■ Textabschnitt ■

Das Ulmer Museum hatte dieser Tage Grund zu feiern. Ein Gemälde von Oskar Kokoschka, "Genfer See II", war zurückgekehrt. 1937 von den Nazis als "entartet" beschlagnahmt und später versteigert, kam es als Geschenk aus einer amerikanischen Privatsammlung. Gerade wurde es aufgehängt - während in Berlin ein anderer Kokoschka abgehängt wurde. "Pariser Platz in Berlin" hing pikanterweise im Arbeitszimmer von Hermann Parzinger, dem Präsidenten der Stiftung Preußischer Kulturbesitz. Pikant deshalb, weil es unter NS-Raubkunstverdacht geriet; womöglich hatte eine jüdische Galeristin es einst unter Druck verkaufen müssen.

Komplizierte Einzelfälle? Ja klar. Aber genau darum geht es in der Debatte, die mit dem "Fall Gurlitt" einen Namen, ein Gesicht - und eine neue Brisanz bekommen hat. Erst seit bekannt wurde, dass Cornelius Gurlitt jahrzehntelang den Kunstschatz seines Vaters, des Nazi-Kunsthändlers Hildebrand Gurlitt, versteckt hielt, hat eine breite gesellschaftliche Diskussion über den Umgang mit Werken zweifelhafter Herkunft begonnen.

Man muss für die Enthüllung dankbar sein. Und zwar in mehrerlei Hinsicht: Die Gurlitt-Debatte mag mit dem Ruf nach Aufklärung stellenweise hysterisch begonnen haben. Provenienzrecherche ist, um Ingeborg Berggreen-Merkel von der Kunstfund-Task-Force zu zitieren, kein 100-Meter-Lauf, sondern ein Marathon. Inzwischen wird die pauschale (und nun auch aufgehobene) Beschlagnahme des Gurlittschen Besitzes zu Recht kritisiert.

■ Angezeigte Daten ■
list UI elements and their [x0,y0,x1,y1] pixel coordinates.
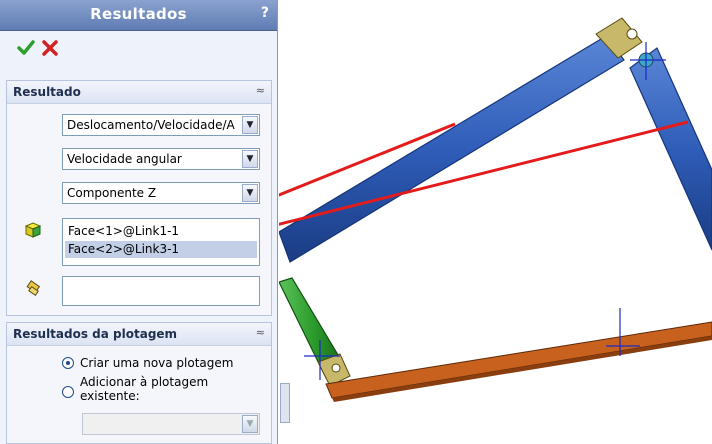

■ Aufgabenziel ■
Geben Sie aus dem Text über NS-Raubkunst die Passage zwischen „Man muss für“ und „zu Recht kritisiert.“ einschließlich dieser beiden Stellen wortgetreu wieder.

■ Lösung ■
Man muss für die Enthüllung dankbar sein. Und zwar in mehrerlei Hinsicht: Die Gurlitt-Debatte mag mit dem Ruf nach Aufklärung stellenweise hysterisch begonnen haben. Provenienzrecherche ist, um Ingeborg Berggreen-Merkel von der Kunstfund-Task-Force zu zitieren, kein 100-Meter-Lauf, sondern ein Marathon. Inzwischen wird die pauschale (und nun auch aufgehobene) Beschlagnahme des Gurlittschen Besitzes zu Recht kritisiert.